(Spatial layout listing)
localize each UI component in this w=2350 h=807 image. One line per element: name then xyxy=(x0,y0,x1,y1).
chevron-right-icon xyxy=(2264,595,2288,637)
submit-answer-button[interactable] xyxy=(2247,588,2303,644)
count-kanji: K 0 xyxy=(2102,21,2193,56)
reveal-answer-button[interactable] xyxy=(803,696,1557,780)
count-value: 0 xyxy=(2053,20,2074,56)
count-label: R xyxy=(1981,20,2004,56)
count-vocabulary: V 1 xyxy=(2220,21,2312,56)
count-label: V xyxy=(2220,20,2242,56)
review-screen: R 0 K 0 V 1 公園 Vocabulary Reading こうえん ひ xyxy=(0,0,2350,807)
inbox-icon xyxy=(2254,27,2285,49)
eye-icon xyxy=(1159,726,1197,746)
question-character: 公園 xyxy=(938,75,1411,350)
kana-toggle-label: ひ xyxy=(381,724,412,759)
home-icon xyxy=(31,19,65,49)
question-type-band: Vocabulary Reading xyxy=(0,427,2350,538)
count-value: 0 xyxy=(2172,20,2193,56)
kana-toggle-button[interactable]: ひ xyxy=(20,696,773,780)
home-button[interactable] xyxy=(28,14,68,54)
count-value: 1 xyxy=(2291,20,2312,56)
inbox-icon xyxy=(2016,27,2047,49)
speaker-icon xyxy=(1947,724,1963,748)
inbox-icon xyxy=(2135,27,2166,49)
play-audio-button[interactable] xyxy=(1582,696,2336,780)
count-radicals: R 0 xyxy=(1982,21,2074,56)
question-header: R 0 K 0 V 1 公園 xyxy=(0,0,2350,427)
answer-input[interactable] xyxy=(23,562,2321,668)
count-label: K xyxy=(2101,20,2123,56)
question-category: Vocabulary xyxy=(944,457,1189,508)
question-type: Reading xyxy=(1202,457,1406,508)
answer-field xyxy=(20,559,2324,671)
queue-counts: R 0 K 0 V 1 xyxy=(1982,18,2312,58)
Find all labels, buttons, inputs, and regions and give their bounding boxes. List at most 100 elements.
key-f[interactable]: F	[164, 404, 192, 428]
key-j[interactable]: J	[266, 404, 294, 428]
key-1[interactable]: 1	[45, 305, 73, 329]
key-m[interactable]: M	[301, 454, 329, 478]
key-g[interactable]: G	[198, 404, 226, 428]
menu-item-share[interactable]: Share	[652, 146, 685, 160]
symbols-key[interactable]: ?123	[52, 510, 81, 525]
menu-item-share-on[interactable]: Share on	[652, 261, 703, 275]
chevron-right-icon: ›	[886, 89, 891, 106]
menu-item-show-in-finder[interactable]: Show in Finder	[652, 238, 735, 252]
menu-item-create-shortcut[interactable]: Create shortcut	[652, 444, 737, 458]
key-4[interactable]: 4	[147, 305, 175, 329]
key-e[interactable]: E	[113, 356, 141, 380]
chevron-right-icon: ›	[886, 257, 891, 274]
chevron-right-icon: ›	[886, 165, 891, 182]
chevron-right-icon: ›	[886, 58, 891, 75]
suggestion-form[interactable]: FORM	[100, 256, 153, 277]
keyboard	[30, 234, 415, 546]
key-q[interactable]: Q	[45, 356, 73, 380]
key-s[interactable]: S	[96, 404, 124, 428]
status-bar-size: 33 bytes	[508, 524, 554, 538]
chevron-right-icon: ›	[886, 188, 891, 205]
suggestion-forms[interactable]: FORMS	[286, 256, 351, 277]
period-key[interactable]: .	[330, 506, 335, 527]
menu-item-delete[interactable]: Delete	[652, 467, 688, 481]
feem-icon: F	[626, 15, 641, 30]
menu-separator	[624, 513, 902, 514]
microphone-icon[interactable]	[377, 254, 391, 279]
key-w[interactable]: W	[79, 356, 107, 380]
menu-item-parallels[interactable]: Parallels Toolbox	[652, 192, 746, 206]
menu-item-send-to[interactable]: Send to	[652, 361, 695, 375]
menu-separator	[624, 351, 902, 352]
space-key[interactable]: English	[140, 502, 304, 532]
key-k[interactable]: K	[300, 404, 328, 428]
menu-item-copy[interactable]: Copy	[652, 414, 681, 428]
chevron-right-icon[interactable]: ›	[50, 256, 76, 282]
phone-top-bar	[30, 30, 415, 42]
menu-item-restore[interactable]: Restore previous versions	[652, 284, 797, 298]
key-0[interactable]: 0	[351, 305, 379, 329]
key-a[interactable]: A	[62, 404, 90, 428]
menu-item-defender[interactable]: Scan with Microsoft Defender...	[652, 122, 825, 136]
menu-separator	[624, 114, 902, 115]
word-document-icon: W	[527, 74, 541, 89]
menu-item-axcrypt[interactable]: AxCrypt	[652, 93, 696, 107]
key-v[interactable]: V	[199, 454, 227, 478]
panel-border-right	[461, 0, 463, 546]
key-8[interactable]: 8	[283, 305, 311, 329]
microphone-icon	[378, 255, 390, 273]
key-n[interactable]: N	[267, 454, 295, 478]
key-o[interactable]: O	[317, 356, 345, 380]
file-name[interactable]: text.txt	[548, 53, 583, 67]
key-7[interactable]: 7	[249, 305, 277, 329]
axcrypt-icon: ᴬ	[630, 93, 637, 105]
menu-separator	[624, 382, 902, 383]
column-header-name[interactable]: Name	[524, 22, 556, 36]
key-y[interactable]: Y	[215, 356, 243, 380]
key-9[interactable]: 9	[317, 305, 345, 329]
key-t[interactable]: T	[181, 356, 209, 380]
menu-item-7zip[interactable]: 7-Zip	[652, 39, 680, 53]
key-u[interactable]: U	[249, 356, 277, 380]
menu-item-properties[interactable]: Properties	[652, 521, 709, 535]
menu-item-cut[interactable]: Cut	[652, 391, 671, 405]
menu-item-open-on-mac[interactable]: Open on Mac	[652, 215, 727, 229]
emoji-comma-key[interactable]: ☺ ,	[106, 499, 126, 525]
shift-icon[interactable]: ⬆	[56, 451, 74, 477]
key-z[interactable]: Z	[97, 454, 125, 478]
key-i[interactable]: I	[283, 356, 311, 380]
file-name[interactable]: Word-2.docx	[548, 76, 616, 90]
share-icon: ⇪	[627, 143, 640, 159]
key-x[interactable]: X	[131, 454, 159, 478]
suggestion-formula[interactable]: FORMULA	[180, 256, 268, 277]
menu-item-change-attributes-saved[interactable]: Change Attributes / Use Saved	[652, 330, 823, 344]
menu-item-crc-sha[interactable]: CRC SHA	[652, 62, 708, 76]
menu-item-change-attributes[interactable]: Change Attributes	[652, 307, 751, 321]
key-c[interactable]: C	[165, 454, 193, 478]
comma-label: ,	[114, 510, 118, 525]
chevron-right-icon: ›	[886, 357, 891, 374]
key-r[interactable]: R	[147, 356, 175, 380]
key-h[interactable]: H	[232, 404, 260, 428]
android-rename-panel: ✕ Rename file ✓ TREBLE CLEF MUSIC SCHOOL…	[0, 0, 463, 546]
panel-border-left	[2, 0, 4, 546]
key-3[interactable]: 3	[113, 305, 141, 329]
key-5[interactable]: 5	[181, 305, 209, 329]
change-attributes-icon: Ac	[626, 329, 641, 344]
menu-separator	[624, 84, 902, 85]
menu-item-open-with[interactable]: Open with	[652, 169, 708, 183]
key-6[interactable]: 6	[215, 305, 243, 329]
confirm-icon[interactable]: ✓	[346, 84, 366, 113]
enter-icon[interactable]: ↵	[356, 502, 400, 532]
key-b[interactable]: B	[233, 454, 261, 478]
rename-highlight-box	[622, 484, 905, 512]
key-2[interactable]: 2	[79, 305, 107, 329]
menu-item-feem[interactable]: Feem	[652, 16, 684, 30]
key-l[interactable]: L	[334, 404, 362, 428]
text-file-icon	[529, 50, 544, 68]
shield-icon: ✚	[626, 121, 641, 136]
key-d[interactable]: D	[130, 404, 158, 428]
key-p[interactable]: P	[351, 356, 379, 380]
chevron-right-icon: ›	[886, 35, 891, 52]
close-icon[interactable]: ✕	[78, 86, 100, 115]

### [Your goal]
Return the lines of the listing without changes, from its first line through the line containing "queue-counts: R 0".

### [Answer to the task]
localize each UI component in this w=2350 h=807 image. One line per element: name then xyxy=(x0,y0,x1,y1).
chevron-right-icon xyxy=(2264,595,2288,637)
submit-answer-button[interactable] xyxy=(2247,588,2303,644)
count-kanji: K 0 xyxy=(2102,21,2193,56)
reveal-answer-button[interactable] xyxy=(803,696,1557,780)
count-value: 0 xyxy=(2053,20,2074,56)
count-label: R xyxy=(1981,20,2004,56)
count-vocabulary: V 1 xyxy=(2220,21,2312,56)
count-label: V xyxy=(2220,20,2242,56)
review-screen: R 0 K 0 V 1 公園 Vocabulary Reading こうえん ひ xyxy=(0,0,2350,807)
inbox-icon xyxy=(2254,27,2285,49)
eye-icon xyxy=(1159,726,1197,746)
question-character: 公園 xyxy=(938,75,1411,350)
kana-toggle-label: ひ xyxy=(381,724,412,759)
home-icon xyxy=(31,19,65,49)
question-type-band: Vocabulary Reading xyxy=(0,427,2350,538)
count-value: 0 xyxy=(2172,20,2193,56)
kana-toggle-button[interactable]: ひ xyxy=(20,696,773,780)
home-button[interactable] xyxy=(28,14,68,54)
count-value: 1 xyxy=(2291,20,2312,56)
inbox-icon xyxy=(2016,27,2047,49)
speaker-icon xyxy=(1947,724,1963,748)
inbox-icon xyxy=(2135,27,2166,49)
play-audio-button[interactable] xyxy=(1582,696,2336,780)
count-radicals: R 0 xyxy=(1982,21,2074,56)
question-header: R 0 K 0 V 1 公園 xyxy=(0,0,2350,427)
answer-input[interactable] xyxy=(23,562,2321,668)
count-label: K xyxy=(2101,20,2123,56)
question-category: Vocabulary xyxy=(944,457,1189,508)
question-type: Reading xyxy=(1202,457,1406,508)
answer-field xyxy=(20,559,2324,671)
queue-counts: R 0 K 0 V 1 xyxy=(1982,18,2312,58)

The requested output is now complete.